Given text:
————————

I found things I hadn’t expected on every floor of the Blair-Caldwell African American Research Library in Denver’s Five Points neighborhood. So much so, I might just check out all the branches of the Denver Public Library to see how they differ.

First of all, two bronze and mosaic reliefs grace the front of the building at 25th and Welton (on light rail). They were designed by Thomas Jay Warren and cast at Fedde Bronze Works on 38th Avenue in the Park Hill neighborhood.African American Research Library Mural Denver May 2009

When I walked around the first floor, which the website calls a “full-service branch library,” I was struck by how small it seemed. Perhaps it’s unfair to compare a branch library to the Mamie Dowd Eisenhower Library in Broomfield, which serves a city and county and has more than 144,000 books. The library in Five Points has 32,000 items total in its main collection.

But the main floor was busy, with people checking out the magazines, DVDs, and CDs, many of which were in Spanish (e.g., Crónica del Holocausto), and using the computers. The fiction collection featured books with African American characters.

I searched for an urban fantasy series I read earlier this year, the Negotiator series by C. E. Murphy. It was a literary series featuring a lawyer in New York City who just happens to end up representing dragons, gargoyles, and vampires as they struggle to survive in the modern world. This character, Margrit Knight, also happens to be black, but I noticed the picture on the front cover makes her look more white than not. It reminded me of debates in the publishing world about how putting black people on the cover of a novel means it won’t sell.

I didn’t find the C. E. Murphy books on the shelves, but they might be in the catalog. I didn’t look.

————————

Records provided:
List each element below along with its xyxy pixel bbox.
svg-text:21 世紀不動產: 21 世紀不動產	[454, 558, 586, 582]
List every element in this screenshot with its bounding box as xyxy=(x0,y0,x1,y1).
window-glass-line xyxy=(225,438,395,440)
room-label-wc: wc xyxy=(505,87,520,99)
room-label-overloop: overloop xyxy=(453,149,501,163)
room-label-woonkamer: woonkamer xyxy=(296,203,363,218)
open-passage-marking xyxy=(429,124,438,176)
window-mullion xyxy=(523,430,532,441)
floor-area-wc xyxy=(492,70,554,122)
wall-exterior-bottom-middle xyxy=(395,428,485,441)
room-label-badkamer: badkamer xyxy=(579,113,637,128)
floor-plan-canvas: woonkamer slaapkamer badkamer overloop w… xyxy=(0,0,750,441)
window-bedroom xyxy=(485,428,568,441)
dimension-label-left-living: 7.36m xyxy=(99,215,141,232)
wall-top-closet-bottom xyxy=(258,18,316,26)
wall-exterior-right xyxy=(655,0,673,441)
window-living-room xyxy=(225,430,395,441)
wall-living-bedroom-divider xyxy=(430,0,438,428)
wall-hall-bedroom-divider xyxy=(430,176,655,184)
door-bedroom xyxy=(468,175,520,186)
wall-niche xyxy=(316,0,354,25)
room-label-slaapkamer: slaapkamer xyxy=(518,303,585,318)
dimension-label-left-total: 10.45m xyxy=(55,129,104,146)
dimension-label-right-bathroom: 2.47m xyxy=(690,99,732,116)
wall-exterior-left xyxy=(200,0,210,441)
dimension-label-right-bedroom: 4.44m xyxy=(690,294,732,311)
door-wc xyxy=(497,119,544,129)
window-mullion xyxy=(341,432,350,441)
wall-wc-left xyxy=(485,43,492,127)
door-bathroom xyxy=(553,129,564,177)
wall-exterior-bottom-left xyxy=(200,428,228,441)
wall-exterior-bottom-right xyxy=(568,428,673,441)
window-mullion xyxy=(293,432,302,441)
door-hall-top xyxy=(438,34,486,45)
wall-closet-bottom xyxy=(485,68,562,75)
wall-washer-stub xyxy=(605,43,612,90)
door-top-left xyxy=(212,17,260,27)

————————

What to work on:
1. Answer these from the Blair-Caldwell library piece:
(a) Where were the bronze and mosaic reliefs cast?
(b) How many items does the library's main collection have in total?
(c) What is the name of the lawyer in the Negotiator series?
2. Continue the Blair-Caldwell library piece, starting right after its last sentence.
The items above come from a different source than the Blair-Caldwell library piece.

Answers by task:
1.
(a) At Fedde Bronze Works on 38th Avenue in the Park Hill neighborhood.
(b) 32,000 items.
(c) Margrit Knight.

2.
The hallway that leads to the main collection holds several tall glass cases celebrating Barack Obama’s election to the presidency. As I checked out all the election swag, I wished I’d bought some of the T-shirts I saw during the 2008 Democratic National Convention in Denver. They would be conversation pieces in later years. There were dolls and comic books and buttons and newspapers from around the world, including USA Today: “America Makes History: Obama Wins.” Reading those papers still gives me a thrill and makes me sad at the same time: I’m happy that we have a black president, but I can’t wait for a woman president.African American Research Library Main hallways  Denver Sep 2009

On the second floor, in the collection archives and research library, I found this book: Black Women for Beginners by S. Pearl Sharp. One thing among many I learned from the book: In the 1860s, Mary Ellen Pleasant sued San Francisco for removing her from a streetcar and won. Thereafter, streetcars were integrated.

I could probably spend the rest of my life going from libraries to coffeehouses to chocolatiers and back. My sixth-grade class prophesied I would rewrite the English lexicon, and although I didn’t quite get there, I did copyedit for local presses for more than a decade. That’s close enough to make me shiver.

What’s your favorite thing about your local library?

Leave A Comment

  1. Michele Harvey September 15, 2009 at 12:57 pm - Reply

    Que rico! I enjoyed reading your article about the Blair-Caldwell
    African American Research Library, which I didn’t know existed. I agree about the Obama campaign tee-shirts. I have an uncle who has been colleting campaign buttons for many years and it has become both a lucrative and interesting hobby. Has it once again become politically correct to use the term “black” rather than African American? I see it frequently used in your article. Thanks

  2. Todd Bradley September 15, 2009 at 1:34 pm - Reply

    My favorite thing about the local library is the internet access.
    .-= Todd Bradley´s last blog ..just got back from Louisiana – 8 month ear checkup =-.

  3. Beth September 15, 2009 at 3:23 pm - Reply

    Michele, I’ve always used both since people started using African American, whenever that was. I find the latter to be something of a mouthful, so I use “black” sometimes just to vary things. Thanks for commenting!

    Todd, as far as I could tell, there was WiFi there, but I didn’t take my computer.
    .-= Beth´s last blog ..Denver Museums: Hidden in a Library, Part I =-.

  4. Mary September 18, 2009 at 9:16 pm - Reply

    Every branch of the Denver public library I have been to is a treasure. I have been so impressed and actually take most of my guests to the main branch, because I consider it such a treat. I ‘ll have to check out this one next.
    .-= Mary´s last blog ..Breakin’ the law, breakin’ the law =-.